- [Instruction]
Go through the data below. List every line that holds the word "ylabel".

### Recorded data ###

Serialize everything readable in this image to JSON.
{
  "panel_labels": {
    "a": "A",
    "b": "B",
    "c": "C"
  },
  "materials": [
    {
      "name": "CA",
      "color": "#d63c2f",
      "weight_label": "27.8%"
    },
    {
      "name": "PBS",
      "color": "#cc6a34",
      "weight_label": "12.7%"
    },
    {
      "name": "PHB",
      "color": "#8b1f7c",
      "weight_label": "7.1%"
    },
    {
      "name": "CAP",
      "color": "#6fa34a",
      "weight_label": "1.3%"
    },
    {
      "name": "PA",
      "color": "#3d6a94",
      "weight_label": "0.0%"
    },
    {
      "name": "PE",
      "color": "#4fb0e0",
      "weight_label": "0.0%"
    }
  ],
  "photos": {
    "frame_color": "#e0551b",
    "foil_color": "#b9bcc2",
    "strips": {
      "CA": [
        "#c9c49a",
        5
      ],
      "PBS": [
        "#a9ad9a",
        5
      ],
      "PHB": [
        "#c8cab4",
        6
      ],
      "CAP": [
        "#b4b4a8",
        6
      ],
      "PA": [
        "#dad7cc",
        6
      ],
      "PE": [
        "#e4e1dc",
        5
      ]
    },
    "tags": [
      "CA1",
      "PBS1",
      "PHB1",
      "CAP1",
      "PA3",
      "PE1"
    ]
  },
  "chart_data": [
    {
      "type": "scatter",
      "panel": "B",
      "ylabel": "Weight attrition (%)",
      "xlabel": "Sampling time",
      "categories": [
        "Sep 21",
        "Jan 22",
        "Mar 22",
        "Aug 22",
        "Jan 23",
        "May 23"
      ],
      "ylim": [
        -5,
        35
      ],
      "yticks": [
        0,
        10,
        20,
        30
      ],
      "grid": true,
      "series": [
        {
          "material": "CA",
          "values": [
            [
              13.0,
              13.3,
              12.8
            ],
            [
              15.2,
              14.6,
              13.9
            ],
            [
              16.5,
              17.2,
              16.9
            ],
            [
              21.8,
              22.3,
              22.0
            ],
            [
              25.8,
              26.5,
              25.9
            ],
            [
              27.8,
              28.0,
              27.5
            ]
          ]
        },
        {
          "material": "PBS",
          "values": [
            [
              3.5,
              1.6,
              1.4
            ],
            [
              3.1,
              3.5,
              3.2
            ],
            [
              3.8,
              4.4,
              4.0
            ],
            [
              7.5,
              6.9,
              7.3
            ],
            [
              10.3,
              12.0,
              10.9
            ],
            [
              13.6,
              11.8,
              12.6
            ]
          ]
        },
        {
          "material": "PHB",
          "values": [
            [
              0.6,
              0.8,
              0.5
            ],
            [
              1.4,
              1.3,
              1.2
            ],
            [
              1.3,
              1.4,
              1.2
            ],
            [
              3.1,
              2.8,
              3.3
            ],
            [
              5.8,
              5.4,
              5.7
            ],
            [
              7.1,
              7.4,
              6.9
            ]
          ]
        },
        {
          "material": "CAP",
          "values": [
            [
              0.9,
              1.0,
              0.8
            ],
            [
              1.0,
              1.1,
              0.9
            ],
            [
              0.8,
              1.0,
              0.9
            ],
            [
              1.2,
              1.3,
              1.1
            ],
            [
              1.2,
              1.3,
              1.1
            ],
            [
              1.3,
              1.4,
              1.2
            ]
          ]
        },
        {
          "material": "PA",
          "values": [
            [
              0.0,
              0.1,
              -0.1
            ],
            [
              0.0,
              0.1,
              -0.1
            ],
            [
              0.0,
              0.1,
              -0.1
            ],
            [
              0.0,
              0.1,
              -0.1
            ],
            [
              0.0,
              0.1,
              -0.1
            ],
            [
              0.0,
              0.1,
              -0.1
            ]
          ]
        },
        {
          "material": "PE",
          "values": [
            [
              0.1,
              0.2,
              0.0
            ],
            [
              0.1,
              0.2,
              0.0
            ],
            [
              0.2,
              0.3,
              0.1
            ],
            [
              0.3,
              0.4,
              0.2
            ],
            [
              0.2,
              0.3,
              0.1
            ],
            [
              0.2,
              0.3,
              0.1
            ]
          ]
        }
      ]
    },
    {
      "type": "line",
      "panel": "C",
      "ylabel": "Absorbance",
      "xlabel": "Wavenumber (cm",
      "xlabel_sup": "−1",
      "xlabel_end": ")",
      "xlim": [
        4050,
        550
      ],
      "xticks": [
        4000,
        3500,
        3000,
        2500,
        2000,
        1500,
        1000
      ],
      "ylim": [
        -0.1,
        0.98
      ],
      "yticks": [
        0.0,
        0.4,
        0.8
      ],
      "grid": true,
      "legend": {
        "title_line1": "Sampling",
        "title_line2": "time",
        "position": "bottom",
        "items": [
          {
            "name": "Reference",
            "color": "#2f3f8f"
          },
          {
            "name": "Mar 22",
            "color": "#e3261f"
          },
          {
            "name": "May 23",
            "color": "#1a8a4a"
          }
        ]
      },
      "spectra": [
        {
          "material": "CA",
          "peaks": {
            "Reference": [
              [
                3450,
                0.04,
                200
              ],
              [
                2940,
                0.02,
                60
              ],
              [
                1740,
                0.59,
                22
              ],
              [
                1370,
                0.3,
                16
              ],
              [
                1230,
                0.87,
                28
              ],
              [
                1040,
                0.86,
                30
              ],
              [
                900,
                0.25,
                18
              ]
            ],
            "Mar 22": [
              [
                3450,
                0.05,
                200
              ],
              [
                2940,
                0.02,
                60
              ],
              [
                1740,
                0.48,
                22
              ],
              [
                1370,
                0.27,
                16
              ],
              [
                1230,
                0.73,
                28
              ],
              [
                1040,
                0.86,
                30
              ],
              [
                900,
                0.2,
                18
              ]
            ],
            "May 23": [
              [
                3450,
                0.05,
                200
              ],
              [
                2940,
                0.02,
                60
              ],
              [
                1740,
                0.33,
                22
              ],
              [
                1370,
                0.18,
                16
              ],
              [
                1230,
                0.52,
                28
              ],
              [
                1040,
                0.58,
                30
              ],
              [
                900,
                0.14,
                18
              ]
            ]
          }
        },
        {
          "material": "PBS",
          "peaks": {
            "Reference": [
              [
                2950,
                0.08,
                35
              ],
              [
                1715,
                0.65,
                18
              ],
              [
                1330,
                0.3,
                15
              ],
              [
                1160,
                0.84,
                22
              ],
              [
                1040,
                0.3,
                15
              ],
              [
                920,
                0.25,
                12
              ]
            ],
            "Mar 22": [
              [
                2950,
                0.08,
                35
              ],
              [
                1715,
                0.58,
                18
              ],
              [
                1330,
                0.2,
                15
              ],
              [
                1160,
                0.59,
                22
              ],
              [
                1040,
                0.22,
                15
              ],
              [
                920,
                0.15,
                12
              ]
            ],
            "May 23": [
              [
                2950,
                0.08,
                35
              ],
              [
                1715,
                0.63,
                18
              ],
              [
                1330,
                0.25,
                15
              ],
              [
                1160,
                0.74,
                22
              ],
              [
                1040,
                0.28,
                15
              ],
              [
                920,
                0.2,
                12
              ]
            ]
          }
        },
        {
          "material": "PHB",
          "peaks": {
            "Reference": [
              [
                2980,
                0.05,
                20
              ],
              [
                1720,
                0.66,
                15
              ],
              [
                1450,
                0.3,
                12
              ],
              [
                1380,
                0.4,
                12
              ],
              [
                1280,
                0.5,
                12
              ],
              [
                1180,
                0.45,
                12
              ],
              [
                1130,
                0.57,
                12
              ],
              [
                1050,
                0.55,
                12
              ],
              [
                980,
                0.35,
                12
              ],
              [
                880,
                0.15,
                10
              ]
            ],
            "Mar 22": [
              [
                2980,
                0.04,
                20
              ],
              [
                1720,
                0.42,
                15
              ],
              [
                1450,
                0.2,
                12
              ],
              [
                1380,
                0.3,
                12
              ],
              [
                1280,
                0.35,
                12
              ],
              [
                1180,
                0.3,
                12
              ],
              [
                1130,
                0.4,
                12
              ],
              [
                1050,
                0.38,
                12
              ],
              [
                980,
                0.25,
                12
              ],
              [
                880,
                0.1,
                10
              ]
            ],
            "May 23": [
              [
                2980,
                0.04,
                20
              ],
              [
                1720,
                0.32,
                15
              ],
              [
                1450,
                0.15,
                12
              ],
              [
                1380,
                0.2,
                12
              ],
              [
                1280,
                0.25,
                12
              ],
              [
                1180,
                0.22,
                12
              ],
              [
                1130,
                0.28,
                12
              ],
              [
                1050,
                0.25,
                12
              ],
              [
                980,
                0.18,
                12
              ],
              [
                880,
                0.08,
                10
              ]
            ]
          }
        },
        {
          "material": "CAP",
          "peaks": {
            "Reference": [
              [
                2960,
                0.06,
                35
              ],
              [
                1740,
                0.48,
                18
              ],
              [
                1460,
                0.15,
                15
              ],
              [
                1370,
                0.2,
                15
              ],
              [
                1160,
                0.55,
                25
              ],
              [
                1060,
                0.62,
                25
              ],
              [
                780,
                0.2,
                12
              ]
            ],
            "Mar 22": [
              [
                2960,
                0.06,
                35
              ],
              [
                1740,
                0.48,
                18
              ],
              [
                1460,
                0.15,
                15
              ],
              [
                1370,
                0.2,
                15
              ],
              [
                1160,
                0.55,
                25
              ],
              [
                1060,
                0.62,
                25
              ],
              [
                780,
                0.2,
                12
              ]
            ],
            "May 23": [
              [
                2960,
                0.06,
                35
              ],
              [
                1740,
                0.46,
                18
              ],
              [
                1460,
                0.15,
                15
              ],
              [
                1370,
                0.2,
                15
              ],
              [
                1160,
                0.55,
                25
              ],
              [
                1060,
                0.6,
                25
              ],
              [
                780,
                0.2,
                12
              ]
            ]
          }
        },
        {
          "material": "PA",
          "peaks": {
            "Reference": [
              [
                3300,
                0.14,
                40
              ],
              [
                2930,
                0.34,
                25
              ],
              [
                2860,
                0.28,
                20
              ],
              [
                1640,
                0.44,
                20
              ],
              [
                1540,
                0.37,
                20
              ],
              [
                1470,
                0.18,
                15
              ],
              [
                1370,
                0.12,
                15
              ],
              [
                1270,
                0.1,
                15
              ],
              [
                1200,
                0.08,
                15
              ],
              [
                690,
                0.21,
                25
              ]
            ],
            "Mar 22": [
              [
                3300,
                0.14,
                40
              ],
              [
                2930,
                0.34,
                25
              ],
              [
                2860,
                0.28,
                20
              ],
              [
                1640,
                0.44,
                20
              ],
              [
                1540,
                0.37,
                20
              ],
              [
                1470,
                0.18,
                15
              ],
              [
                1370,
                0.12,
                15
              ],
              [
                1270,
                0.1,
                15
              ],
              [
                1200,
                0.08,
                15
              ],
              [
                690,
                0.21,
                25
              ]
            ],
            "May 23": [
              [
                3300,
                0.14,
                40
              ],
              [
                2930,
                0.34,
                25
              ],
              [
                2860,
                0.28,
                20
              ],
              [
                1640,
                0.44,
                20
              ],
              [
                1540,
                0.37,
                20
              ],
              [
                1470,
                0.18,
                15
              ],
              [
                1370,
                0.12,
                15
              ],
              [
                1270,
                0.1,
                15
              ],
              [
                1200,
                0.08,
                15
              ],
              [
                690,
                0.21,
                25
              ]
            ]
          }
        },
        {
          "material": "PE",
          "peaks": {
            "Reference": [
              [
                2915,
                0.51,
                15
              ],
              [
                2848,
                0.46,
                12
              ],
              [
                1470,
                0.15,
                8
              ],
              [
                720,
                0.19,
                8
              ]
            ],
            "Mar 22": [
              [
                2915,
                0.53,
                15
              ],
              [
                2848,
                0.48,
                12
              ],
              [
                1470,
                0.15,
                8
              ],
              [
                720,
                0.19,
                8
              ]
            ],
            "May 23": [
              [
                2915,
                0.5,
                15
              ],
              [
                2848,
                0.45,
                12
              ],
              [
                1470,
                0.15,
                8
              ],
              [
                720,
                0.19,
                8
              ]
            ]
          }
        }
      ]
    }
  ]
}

###

- [Solved exercise]
      "ylabel": "Weight attrition (%)",
      "ylabel": "Absorbance",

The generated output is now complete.